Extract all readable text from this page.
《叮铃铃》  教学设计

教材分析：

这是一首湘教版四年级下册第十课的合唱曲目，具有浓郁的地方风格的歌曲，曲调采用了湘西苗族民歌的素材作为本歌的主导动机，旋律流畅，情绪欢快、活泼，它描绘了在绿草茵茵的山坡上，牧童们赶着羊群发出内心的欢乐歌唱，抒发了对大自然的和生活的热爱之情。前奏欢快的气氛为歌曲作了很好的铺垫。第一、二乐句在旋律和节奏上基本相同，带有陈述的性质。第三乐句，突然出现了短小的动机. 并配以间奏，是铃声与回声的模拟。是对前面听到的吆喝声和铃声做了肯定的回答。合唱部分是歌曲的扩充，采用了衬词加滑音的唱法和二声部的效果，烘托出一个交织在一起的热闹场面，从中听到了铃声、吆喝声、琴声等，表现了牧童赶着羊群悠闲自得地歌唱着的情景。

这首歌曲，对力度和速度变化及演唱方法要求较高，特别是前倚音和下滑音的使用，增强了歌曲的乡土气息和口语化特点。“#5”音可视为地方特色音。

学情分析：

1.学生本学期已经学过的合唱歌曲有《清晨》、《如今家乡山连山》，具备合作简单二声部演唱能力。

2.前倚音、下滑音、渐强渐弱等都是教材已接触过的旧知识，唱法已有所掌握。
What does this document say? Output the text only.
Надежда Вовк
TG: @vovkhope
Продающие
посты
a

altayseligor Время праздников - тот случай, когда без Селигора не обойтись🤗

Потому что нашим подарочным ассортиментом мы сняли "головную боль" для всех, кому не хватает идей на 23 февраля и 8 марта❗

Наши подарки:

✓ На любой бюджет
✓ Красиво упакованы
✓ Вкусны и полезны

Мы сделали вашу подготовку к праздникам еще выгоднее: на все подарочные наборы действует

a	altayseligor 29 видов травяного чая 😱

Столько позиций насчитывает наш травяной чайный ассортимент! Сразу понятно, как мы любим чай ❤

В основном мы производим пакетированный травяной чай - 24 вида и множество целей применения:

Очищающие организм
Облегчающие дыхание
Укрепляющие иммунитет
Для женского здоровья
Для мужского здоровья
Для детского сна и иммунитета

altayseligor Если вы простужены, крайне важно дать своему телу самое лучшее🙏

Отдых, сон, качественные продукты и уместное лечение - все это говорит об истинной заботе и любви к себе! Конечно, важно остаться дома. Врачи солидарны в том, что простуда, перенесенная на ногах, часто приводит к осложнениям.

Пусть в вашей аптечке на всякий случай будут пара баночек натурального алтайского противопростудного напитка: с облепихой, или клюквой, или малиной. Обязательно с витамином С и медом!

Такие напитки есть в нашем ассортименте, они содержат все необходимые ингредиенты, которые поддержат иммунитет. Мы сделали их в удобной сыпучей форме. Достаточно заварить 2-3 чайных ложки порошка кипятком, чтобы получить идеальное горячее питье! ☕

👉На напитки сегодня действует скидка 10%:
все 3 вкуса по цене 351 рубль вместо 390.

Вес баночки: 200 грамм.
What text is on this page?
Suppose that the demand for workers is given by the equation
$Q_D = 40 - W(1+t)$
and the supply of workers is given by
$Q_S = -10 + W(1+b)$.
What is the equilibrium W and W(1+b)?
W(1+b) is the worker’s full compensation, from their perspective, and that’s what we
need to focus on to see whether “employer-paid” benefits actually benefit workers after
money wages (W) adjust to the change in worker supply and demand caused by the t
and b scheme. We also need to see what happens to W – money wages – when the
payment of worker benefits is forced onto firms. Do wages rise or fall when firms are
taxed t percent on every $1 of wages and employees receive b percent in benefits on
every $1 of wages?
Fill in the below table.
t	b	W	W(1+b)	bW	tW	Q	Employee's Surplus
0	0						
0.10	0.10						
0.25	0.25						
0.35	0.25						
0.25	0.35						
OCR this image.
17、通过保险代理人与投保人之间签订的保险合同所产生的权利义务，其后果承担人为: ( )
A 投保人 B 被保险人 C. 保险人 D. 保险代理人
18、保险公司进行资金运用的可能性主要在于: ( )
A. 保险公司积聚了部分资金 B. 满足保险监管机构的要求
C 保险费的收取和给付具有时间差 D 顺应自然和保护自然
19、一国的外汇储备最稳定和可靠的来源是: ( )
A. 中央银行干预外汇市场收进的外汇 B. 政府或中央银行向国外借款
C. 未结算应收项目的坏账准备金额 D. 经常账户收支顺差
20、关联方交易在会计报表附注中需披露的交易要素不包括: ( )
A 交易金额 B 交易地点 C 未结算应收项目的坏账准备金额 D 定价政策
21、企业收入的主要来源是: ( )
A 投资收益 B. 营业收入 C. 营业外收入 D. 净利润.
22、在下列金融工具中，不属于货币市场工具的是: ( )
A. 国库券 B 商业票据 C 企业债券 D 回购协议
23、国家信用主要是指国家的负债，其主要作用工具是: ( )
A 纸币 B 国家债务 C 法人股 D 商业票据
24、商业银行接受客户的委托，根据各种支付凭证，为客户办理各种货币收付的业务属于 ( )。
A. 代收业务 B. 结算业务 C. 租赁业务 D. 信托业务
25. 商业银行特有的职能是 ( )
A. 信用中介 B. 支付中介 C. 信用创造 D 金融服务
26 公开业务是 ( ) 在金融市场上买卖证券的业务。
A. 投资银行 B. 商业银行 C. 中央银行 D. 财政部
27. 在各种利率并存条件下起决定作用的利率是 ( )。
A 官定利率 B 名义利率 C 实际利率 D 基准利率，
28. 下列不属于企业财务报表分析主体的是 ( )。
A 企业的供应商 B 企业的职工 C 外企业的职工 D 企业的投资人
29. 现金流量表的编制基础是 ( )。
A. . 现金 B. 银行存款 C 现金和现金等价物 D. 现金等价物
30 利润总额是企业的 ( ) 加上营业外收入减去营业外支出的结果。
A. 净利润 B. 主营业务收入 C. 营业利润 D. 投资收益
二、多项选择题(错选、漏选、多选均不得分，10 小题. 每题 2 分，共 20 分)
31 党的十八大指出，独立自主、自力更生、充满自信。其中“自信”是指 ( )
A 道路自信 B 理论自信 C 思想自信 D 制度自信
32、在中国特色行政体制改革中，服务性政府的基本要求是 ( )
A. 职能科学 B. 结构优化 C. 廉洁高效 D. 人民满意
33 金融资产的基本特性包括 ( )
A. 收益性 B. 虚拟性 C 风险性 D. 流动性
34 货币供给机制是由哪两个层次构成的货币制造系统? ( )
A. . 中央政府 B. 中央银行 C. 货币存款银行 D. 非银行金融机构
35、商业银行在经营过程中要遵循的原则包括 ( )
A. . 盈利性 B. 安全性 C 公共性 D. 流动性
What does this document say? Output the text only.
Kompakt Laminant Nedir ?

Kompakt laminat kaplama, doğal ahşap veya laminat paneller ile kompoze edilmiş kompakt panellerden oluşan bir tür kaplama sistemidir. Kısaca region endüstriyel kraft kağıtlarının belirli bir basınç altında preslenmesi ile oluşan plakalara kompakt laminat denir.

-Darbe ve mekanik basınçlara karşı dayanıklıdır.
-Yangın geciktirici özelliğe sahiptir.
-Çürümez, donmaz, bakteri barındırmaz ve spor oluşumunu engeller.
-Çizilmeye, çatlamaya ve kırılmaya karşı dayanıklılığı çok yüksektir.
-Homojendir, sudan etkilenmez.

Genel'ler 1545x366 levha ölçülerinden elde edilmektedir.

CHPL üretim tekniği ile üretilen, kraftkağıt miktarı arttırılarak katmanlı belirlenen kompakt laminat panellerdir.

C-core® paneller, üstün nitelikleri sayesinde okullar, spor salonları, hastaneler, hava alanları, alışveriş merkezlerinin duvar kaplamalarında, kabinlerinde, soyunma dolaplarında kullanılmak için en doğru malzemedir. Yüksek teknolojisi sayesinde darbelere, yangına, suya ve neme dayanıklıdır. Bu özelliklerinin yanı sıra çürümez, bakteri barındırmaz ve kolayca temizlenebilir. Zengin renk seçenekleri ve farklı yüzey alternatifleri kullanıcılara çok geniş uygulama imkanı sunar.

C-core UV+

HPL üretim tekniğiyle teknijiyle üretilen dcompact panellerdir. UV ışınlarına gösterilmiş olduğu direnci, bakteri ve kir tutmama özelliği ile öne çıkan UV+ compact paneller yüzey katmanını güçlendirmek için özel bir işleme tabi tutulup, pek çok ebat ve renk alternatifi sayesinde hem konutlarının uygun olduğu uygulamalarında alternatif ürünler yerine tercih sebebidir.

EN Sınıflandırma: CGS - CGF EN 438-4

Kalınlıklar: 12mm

○ ○ ○

■ **PROMPT**
Pull every line containing the word "sayesinde" out of the material and copy it.

■ **THE OUTPUT**
C-core® paneller, üstün nitelikleri sayesinde okullar, spor salonları, hastaneler, hava alanları, alışveriş merkezlerinin duvar kaplamalarında, kabinlerinde, soyunma dolaplarında kullanılmak için en doğru malzemedir. Yüksek teknolojisi sayesinde darbelere, yangına, suya ve neme dayanıklıdır. Bu özelliklerinin yanı sıra çürümez, bakteri barındırmaz ve kolayca temizlenebilir. Zengin renk seçenekleri ve farklı yüzey alternatifleri kullanıcılara çok geniş uygulama imkanı sunar.
HPL üretim tekniğiyle teknijiyle üretilen dcompact panellerdir. UV ışınlarına gösterilmiş olduğu direnci, bakteri ve kir tutmama özelliği ile öne çıkan UV+ compact paneller yüzey katmanını güçlendirmek için özel bir işleme tabi tutulup, pek çok ebat ve renk alternatifi sayesinde hem konutlarının uygun olduğu uygulamalarında alternatif ürünler yerine tercih sebebidir.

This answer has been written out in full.